PROMPT – Go through the entries below and print each one exactly, leaving out pictures.

MATERIAL –
(begin)

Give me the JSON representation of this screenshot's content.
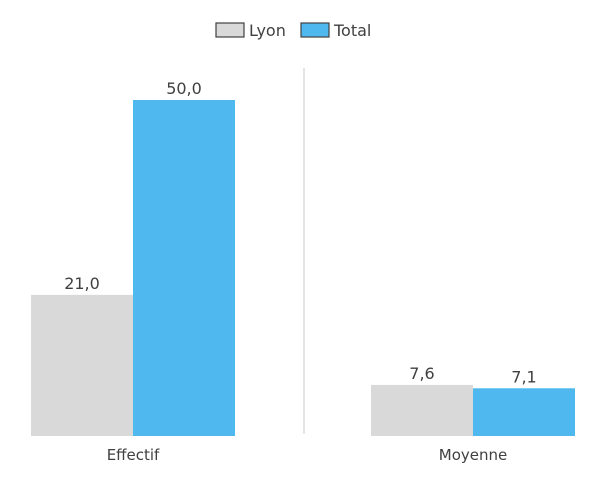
{
  "chart_data": {
    "type": "bar",
    "title": "",
    "xlabel": "",
    "ylabel": "",
    "legend_position": "top-center",
    "grid": false,
    "value_format": "decimal-comma",
    "panels": [
      {
        "category": "Effectif",
        "series": [
          {
            "name": "Lyon",
            "value": 21.0,
            "label": "21,0"
          },
          {
            "name": "Total",
            "value": 50.0,
            "label": "50,0"
          }
        ],
        "ylim": [
          0,
          50
        ]
      },
      {
        "category": "Moyenne",
        "series": [
          {
            "name": "Lyon",
            "value": 7.6,
            "label": "7,6"
          },
          {
            "name": "Total",
            "value": 7.1,
            "label": "7,1"
          }
        ],
        "ylim": [
          0,
          50
        ]
      }
    ],
    "legend": [
      {
        "name": "Lyon",
        "color": "#d9d9d9"
      },
      {
        "name": "Total",
        "color": "#4fb8ee"
      }
    ]
  }
}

(end)

THE SOLUTION –
Give me the JSON representation of this screenshot's content.
{
  "chart_data": {
    "type": "bar",
    "title": "",
    "xlabel": "",
    "ylabel": "",
    "legend_position": "top-center",
    "grid": false,
    "value_format": "decimal-comma",
    "panels": [
      {
        "category": "Effectif",
        "series": [
          {
            "name": "Lyon",
            "value": 21.0,
            "label": "21,0"
          },
          {
            "name": "Total",
            "value": 50.0,
            "label": "50,0"
          }
        ],
        "ylim": [
          0,
          50
        ]
      },
      {
        "category": "Moyenne",
        "series": [
          {
            "name": "Lyon",
            "value": 7.6,
            "label": "7,6"
          },
          {
            "name": "Total",
            "value": 7.1,
            "label": "7,1"
          }
        ],
        "ylim": [
          0,
          50
        ]
      }
    ],
    "legend": [
      {
        "name": "Lyon",
        "color": "#d9d9d9"
      },
      {
        "name": "Total",
        "color": "#4fb8ee"
      }
    ]
  }
}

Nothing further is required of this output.